[Start]
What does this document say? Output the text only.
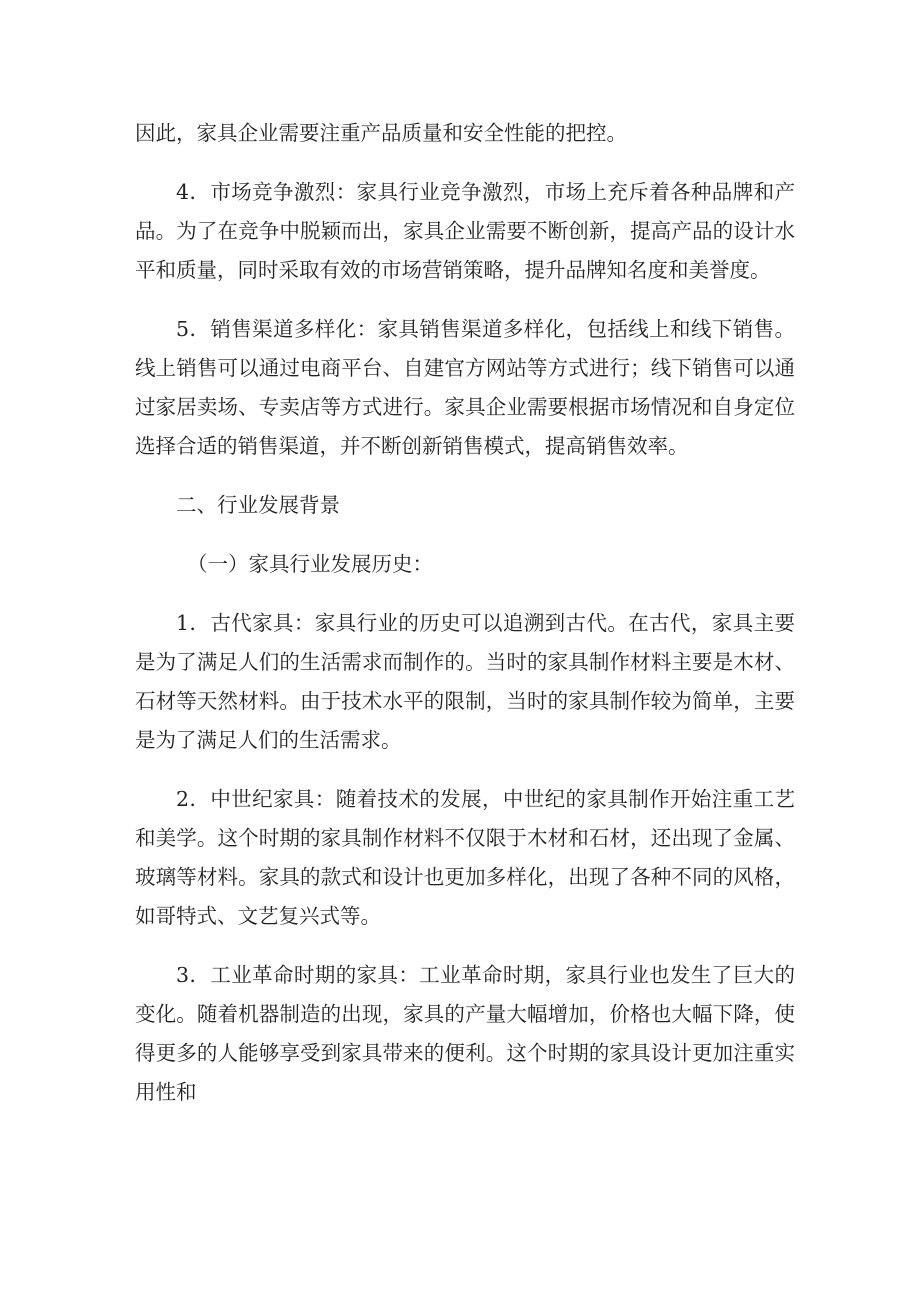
因此，家具企业需要注重产品质量和安全性能的把控。

4．市场竞争激烈：家具行业竞争激烈，市场上充斥着各种品牌和产品。为了在竞争中脱颖而出，家具企业需要不断创新，提高产品的设计水平和质量，同时采取有效的市场营销策略，提升品牌知名度和美誉度。

5．销售渠道多样化：家具销售渠道多样化，包括线上和线下销售。线上销售可以通过电商平台、自建官方网站等方式进行；线下销售可以通过家居卖场、专卖店等方式进行。家具企业需要根据市场情况和自身定位选择合适的销售渠道，并不断创新销售模式，提高销售效率。

二、行业发展背景

（一）家具行业发展历史：

1．古代家具：家具行业的历史可以追溯到古代。在古代，家具主要是为了满足人们的生活需求而制作的。当时的家具制作材料主要是木材、石材等天然材料。由于技术水平的限制，当时的家具制作较为简单，主要是为了满足人们的生活需求。

2．中世纪家具：随着技术的发展，中世纪的家具制作开始注重工艺和美学。这个时期的家具制作材料不仅限于木材和石材，还出现了金属、玻璃等材料。家具的款式和设计也更加多样化，出现了各种不同的风格，如哥特式、文艺复兴式等。

3．工业革命时期的家具：工业革命时期，家具行业也发生了巨大的变化。随着机器制造的出现，家具的产量大幅增加，价格也大幅下降，使得更多的人能够享受到家具带来的便利。这个时期的家具设计更加注重实用性和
[End]
▸ **AIM**
Output each line exactly; omit every picture.

▸ **TASK ANSWER**
What does this document say? Output the text only.
因此，家具企业需要注重产品质量和安全性能的把控。

4．市场竞争激烈：家具行业竞争激烈，市场上充斥着各种品牌和产品。为了在竞争中脱颖而出，家具企业需要不断创新，提高产品的设计水平和质量，同时采取有效的市场营销策略，提升品牌知名度和美誉度。

5．销售渠道多样化：家具销售渠道多样化，包括线上和线下销售。线上销售可以通过电商平台、自建官方网站等方式进行；线下销售可以通过家居卖场、专卖店等方式进行。家具企业需要根据市场情况和自身定位选择合适的销售渠道，并不断创新销售模式，提高销售效率。

二、行业发展背景

（一）家具行业发展历史：

1．古代家具：家具行业的历史可以追溯到古代。在古代，家具主要是为了满足人们的生活需求而制作的。当时的家具制作材料主要是木材、石材等天然材料。由于技术水平的限制，当时的家具制作较为简单，主要是为了满足人们的生活需求。

2．中世纪家具：随着技术的发展，中世纪的家具制作开始注重工艺和美学。这个时期的家具制作材料不仅限于木材和石材，还出现了金属、玻璃等材料。家具的款式和设计也更加多样化，出现了各种不同的风格，如哥特式、文艺复兴式等。

3．工业革命时期的家具：工业革命时期，家具行业也发生了巨大的变化。随着机器制造的出现，家具的产量大幅增加，价格也大幅下降，使得更多的人能够享受到家具带来的便利。这个时期的家具设计更加注重实用性和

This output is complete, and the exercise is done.